=== What you will do ===
Give, as a bare number, the count of lines that contain the word "Niche".

=== Dataset entries ===
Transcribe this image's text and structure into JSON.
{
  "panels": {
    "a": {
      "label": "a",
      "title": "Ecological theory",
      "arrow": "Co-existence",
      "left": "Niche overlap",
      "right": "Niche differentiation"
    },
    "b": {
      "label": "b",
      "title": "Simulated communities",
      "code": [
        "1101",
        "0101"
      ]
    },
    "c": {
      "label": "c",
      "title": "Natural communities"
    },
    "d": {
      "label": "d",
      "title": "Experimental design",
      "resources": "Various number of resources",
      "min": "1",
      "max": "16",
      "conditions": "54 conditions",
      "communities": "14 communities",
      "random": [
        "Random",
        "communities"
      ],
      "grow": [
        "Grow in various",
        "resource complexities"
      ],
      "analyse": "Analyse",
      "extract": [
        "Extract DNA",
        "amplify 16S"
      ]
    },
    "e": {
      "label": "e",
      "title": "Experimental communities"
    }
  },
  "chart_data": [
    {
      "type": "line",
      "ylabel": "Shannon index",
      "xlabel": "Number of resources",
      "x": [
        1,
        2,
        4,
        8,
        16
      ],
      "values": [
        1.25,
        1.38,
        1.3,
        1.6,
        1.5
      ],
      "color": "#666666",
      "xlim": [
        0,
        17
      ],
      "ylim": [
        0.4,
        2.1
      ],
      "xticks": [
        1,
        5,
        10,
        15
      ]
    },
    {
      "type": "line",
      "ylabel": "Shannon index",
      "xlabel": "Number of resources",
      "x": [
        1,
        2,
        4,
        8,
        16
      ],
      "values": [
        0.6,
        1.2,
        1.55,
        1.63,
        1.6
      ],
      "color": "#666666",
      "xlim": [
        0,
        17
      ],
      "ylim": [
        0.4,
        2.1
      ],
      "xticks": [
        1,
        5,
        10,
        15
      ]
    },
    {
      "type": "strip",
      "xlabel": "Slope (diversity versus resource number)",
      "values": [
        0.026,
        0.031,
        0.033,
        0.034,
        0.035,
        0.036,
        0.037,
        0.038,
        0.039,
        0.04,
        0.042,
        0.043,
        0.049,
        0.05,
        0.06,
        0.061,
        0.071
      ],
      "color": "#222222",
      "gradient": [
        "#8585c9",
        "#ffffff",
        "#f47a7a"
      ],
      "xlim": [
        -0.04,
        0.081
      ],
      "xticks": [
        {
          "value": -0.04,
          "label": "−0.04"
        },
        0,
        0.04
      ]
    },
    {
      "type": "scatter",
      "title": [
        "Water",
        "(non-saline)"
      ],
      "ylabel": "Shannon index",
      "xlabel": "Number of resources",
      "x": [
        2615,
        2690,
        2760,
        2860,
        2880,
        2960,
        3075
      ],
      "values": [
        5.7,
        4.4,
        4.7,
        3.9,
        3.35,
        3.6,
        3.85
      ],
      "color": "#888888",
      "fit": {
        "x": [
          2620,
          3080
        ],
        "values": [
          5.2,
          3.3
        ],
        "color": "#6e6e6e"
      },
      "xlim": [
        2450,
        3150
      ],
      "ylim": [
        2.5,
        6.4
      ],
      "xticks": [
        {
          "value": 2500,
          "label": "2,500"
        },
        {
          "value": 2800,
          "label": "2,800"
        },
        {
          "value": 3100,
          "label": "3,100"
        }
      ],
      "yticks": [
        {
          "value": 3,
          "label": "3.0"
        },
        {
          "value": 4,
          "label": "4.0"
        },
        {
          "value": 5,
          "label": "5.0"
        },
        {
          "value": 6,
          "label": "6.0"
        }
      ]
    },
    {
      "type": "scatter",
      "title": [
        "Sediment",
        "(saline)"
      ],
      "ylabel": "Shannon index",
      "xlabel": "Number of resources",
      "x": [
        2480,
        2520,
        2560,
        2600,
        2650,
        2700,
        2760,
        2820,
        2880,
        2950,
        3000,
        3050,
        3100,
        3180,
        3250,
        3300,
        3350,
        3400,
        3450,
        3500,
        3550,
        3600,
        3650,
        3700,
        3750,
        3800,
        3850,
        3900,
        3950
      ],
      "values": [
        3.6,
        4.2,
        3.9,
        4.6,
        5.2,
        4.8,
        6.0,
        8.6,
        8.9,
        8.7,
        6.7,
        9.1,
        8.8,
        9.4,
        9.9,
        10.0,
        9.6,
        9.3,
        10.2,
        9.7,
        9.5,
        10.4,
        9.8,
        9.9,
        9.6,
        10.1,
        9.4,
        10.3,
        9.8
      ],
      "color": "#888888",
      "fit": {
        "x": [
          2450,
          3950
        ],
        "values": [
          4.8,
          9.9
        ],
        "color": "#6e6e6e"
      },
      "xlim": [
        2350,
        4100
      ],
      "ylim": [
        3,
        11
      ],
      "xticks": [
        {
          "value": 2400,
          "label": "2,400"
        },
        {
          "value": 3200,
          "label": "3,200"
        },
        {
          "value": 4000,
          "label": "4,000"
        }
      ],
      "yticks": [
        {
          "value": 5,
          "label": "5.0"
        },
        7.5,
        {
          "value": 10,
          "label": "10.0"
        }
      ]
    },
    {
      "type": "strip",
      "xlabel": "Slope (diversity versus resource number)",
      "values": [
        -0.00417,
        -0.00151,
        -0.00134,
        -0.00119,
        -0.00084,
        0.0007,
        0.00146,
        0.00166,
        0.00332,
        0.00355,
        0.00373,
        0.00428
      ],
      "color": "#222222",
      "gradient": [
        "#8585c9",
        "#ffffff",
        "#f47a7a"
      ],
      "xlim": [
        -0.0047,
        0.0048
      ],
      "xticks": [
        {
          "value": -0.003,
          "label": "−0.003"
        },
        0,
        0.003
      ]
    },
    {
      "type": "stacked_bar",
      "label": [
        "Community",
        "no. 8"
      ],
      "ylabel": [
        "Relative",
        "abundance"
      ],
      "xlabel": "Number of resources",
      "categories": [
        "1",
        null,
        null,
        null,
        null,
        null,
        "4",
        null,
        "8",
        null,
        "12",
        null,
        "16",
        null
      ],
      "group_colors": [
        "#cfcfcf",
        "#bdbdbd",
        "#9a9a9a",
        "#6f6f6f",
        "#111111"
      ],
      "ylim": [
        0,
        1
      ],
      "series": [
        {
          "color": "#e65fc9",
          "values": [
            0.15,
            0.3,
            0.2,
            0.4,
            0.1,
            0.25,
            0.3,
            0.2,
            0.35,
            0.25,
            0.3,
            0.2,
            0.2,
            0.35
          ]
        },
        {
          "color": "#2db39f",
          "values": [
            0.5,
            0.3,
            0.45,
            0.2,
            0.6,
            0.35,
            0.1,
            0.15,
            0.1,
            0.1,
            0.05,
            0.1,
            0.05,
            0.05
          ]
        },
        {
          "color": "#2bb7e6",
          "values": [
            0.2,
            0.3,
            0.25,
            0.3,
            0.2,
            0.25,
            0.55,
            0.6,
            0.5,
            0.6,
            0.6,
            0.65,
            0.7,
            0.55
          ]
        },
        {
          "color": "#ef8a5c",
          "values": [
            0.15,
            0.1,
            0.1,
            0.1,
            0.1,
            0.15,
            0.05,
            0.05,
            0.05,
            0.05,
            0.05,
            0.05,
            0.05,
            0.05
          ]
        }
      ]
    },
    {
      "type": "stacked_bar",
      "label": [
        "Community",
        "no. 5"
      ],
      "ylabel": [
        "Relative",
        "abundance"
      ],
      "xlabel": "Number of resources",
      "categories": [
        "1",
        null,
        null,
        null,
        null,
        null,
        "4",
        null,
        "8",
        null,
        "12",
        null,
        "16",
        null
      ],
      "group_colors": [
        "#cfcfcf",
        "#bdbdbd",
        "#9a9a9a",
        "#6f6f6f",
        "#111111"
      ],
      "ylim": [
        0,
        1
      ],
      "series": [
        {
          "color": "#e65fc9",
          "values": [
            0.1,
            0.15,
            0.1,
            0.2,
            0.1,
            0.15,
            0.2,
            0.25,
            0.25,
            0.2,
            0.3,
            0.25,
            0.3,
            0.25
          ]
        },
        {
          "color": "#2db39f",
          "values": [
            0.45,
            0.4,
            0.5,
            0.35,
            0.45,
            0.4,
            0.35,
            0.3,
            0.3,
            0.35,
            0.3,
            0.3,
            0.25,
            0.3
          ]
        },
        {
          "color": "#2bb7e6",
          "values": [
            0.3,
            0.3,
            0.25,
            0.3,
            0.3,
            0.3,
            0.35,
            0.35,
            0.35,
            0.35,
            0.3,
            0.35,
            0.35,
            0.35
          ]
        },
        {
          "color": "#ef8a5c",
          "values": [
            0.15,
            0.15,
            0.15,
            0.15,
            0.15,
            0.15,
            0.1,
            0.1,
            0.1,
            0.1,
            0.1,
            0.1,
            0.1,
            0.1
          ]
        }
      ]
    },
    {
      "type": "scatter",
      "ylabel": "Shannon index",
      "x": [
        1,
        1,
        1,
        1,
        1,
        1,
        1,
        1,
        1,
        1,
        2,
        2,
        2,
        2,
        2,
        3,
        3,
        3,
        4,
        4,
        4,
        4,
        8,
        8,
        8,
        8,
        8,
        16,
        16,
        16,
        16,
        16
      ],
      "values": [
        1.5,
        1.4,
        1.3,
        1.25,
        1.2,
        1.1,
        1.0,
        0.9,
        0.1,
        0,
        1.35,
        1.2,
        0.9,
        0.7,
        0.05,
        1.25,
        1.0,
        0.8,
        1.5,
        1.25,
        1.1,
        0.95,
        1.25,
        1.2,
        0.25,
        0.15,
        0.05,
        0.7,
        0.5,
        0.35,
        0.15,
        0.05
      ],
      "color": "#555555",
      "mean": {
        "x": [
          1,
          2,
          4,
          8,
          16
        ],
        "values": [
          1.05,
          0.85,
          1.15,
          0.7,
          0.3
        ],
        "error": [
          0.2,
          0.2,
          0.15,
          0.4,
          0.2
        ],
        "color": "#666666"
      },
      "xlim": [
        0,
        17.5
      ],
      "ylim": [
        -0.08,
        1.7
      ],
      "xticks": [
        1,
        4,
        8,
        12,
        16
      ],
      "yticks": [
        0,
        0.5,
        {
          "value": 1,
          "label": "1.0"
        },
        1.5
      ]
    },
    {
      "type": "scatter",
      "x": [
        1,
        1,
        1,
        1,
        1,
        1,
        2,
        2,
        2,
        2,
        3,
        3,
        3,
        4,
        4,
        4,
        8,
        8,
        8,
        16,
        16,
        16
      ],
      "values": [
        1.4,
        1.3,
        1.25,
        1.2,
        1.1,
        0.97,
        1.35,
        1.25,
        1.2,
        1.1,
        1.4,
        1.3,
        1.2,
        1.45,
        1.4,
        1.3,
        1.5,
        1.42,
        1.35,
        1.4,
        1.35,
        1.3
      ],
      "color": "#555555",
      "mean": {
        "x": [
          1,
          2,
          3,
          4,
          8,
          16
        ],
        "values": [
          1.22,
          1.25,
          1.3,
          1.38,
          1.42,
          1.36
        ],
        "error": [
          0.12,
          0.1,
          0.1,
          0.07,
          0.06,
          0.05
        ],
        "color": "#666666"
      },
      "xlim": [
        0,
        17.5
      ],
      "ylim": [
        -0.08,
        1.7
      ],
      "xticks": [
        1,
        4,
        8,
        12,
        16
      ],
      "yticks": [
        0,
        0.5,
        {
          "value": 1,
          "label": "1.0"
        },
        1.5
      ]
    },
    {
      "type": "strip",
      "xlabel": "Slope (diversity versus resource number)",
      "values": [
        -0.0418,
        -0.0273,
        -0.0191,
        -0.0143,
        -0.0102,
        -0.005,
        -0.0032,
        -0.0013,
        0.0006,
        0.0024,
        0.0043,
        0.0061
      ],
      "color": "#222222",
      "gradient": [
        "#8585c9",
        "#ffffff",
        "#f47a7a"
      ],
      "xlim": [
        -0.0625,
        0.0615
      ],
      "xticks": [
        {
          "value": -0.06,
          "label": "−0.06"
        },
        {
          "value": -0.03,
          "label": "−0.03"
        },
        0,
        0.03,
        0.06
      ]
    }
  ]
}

=== Task result ===
2